WRITTEN PROBLEM:
Give the number of lines that hold the string "name". Nothing else is needed.
(begin)
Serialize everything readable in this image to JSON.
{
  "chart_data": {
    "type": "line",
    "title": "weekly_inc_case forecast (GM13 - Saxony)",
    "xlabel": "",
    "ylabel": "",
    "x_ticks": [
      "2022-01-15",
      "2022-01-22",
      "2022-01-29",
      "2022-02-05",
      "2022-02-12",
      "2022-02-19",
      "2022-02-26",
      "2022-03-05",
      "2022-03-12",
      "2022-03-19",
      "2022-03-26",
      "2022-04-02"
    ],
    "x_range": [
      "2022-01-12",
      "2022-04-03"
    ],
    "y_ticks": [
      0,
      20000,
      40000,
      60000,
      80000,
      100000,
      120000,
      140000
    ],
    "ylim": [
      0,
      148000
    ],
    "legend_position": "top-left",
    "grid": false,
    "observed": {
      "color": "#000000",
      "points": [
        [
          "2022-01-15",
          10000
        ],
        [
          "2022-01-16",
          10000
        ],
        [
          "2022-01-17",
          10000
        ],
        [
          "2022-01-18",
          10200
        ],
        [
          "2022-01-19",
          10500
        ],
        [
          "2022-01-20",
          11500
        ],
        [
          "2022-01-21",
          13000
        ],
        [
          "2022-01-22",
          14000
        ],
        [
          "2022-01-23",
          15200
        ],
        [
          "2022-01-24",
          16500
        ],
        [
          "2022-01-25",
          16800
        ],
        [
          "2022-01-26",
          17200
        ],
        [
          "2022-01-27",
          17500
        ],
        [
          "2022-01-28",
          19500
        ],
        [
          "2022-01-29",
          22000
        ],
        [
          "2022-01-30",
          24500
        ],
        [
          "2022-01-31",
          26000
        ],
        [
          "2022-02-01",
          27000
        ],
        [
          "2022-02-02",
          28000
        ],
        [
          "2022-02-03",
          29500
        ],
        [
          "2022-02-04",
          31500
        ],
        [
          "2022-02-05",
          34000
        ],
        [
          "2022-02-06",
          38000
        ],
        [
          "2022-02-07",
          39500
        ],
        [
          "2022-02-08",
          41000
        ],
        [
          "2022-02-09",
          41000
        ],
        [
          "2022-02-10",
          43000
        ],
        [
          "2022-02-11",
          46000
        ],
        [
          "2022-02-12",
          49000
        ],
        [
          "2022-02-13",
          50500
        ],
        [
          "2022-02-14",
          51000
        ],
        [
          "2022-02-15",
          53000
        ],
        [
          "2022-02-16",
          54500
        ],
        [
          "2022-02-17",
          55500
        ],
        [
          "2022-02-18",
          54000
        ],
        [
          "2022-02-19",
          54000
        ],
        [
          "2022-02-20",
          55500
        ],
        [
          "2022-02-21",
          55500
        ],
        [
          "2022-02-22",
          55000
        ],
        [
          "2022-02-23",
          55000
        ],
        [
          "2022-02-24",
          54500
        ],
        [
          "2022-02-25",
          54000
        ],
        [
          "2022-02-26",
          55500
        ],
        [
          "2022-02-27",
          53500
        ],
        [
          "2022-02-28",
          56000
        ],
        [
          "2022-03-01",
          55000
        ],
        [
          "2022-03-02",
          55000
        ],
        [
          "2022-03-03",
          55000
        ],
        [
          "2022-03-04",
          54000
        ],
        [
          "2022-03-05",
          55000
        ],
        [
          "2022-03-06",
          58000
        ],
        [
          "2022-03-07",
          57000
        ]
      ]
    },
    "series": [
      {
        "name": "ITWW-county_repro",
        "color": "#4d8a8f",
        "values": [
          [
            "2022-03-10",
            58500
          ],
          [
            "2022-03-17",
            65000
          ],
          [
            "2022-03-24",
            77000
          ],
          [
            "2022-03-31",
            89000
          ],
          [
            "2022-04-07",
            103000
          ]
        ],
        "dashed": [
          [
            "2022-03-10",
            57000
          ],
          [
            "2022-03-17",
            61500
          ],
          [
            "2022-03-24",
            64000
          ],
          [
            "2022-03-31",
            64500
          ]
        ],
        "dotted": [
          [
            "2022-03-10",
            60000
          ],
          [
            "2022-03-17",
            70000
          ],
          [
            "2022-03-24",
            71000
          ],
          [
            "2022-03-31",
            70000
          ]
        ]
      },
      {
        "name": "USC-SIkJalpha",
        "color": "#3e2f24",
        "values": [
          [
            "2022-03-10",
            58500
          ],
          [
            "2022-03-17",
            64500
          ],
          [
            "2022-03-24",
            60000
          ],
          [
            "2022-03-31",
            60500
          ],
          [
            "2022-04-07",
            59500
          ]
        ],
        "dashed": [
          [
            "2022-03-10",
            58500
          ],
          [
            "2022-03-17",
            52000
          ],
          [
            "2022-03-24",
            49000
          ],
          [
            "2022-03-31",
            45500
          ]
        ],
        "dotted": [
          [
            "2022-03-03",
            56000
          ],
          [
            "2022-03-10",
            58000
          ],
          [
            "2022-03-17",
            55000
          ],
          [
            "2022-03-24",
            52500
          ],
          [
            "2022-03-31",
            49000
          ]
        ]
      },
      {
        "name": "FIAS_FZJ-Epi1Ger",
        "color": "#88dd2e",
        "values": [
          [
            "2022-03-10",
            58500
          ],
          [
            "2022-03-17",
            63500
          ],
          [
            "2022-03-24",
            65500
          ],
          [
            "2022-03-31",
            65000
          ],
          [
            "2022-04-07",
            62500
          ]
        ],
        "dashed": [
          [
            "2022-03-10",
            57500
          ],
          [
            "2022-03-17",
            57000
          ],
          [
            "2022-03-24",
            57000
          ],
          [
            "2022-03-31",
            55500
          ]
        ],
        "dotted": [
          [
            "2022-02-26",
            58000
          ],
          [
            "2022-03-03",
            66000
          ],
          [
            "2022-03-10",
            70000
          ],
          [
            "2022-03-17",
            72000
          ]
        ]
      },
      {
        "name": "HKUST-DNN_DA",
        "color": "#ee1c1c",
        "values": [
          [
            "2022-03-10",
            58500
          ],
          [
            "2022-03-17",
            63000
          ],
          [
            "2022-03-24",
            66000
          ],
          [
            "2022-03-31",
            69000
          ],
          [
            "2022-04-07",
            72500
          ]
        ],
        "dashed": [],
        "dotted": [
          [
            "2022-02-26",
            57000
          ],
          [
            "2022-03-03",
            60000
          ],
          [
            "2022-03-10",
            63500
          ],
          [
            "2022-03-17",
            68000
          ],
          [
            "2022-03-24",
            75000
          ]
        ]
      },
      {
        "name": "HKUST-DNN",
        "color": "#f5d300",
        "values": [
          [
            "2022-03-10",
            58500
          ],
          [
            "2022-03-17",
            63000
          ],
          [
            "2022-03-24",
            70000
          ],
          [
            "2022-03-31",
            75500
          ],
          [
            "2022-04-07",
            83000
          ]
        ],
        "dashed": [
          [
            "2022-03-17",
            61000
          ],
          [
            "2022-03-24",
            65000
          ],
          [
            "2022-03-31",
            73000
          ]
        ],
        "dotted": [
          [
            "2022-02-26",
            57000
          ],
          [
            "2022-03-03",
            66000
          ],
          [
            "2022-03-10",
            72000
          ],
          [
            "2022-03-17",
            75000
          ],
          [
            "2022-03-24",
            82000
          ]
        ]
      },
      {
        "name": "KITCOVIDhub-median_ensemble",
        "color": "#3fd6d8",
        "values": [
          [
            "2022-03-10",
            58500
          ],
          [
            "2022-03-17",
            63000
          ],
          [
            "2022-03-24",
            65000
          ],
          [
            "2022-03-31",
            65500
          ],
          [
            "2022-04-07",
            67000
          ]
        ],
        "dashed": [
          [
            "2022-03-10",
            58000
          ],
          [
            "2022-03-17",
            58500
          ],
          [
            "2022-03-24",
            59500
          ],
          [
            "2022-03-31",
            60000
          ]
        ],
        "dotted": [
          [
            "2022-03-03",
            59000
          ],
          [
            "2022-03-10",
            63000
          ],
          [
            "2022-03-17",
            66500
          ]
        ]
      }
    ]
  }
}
(end)
(begin)
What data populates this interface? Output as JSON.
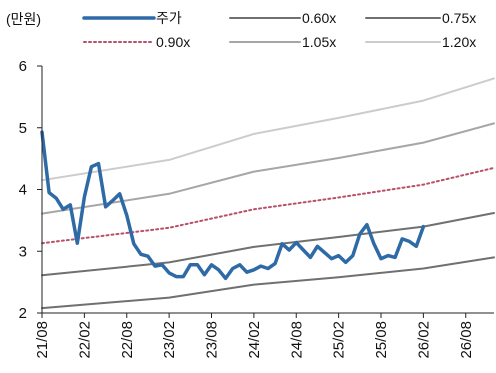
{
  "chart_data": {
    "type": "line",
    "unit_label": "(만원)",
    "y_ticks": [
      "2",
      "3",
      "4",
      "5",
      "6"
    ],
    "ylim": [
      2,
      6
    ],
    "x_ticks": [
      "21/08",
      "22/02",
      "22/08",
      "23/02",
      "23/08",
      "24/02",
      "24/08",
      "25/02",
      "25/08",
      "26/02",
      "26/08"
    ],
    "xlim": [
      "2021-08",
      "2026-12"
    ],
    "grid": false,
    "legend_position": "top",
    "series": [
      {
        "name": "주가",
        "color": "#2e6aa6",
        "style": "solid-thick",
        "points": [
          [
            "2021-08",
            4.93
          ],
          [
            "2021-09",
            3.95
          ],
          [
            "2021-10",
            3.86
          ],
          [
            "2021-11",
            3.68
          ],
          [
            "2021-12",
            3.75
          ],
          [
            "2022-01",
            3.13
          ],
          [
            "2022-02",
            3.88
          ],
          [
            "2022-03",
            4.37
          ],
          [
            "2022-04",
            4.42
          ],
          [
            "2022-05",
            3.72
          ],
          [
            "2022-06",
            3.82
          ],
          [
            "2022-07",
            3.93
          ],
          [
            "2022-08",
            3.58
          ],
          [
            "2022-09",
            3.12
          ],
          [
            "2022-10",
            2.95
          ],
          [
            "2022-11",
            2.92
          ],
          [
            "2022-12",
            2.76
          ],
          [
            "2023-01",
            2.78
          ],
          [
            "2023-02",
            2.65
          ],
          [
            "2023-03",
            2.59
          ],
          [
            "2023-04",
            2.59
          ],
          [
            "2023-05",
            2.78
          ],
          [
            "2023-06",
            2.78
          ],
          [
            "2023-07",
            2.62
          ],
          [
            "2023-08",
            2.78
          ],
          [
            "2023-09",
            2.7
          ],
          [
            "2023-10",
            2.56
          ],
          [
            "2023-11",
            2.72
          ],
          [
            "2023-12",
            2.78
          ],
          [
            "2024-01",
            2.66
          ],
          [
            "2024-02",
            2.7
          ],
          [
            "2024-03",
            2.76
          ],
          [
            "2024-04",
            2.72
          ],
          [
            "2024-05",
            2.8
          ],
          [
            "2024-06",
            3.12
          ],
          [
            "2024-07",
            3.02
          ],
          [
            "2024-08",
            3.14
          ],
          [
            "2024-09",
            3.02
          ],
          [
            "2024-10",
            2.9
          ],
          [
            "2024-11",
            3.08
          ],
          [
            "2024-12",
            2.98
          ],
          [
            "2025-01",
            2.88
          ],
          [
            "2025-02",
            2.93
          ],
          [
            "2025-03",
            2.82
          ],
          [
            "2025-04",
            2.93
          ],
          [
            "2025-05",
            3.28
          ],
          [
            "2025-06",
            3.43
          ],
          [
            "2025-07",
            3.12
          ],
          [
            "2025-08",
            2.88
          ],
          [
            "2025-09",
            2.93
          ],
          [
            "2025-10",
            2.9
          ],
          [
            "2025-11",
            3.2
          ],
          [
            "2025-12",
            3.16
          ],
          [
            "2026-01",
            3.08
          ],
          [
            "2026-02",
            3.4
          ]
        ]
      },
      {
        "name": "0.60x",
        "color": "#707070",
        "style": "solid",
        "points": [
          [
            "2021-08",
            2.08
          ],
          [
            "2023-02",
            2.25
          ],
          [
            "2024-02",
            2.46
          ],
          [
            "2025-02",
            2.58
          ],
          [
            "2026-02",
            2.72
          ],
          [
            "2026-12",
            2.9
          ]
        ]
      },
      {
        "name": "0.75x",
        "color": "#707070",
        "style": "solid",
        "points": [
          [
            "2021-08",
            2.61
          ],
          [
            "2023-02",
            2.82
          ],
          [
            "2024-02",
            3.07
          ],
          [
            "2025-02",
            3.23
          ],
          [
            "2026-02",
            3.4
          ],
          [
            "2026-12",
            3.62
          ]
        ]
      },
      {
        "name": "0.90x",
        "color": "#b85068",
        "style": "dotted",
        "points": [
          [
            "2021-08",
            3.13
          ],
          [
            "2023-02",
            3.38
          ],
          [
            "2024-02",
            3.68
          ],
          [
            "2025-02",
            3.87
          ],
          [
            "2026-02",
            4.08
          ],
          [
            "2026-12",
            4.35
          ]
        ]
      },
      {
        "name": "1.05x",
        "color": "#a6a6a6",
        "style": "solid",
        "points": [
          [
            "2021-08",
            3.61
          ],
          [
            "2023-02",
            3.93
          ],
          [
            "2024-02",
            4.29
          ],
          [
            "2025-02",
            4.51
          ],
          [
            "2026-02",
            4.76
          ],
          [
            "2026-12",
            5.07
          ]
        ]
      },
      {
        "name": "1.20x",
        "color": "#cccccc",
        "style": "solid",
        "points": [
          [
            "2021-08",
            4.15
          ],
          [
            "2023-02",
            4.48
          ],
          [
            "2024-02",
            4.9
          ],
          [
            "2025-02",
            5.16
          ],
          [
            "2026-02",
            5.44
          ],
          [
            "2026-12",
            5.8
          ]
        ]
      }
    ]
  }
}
(end)
WORKED ANSWER:
12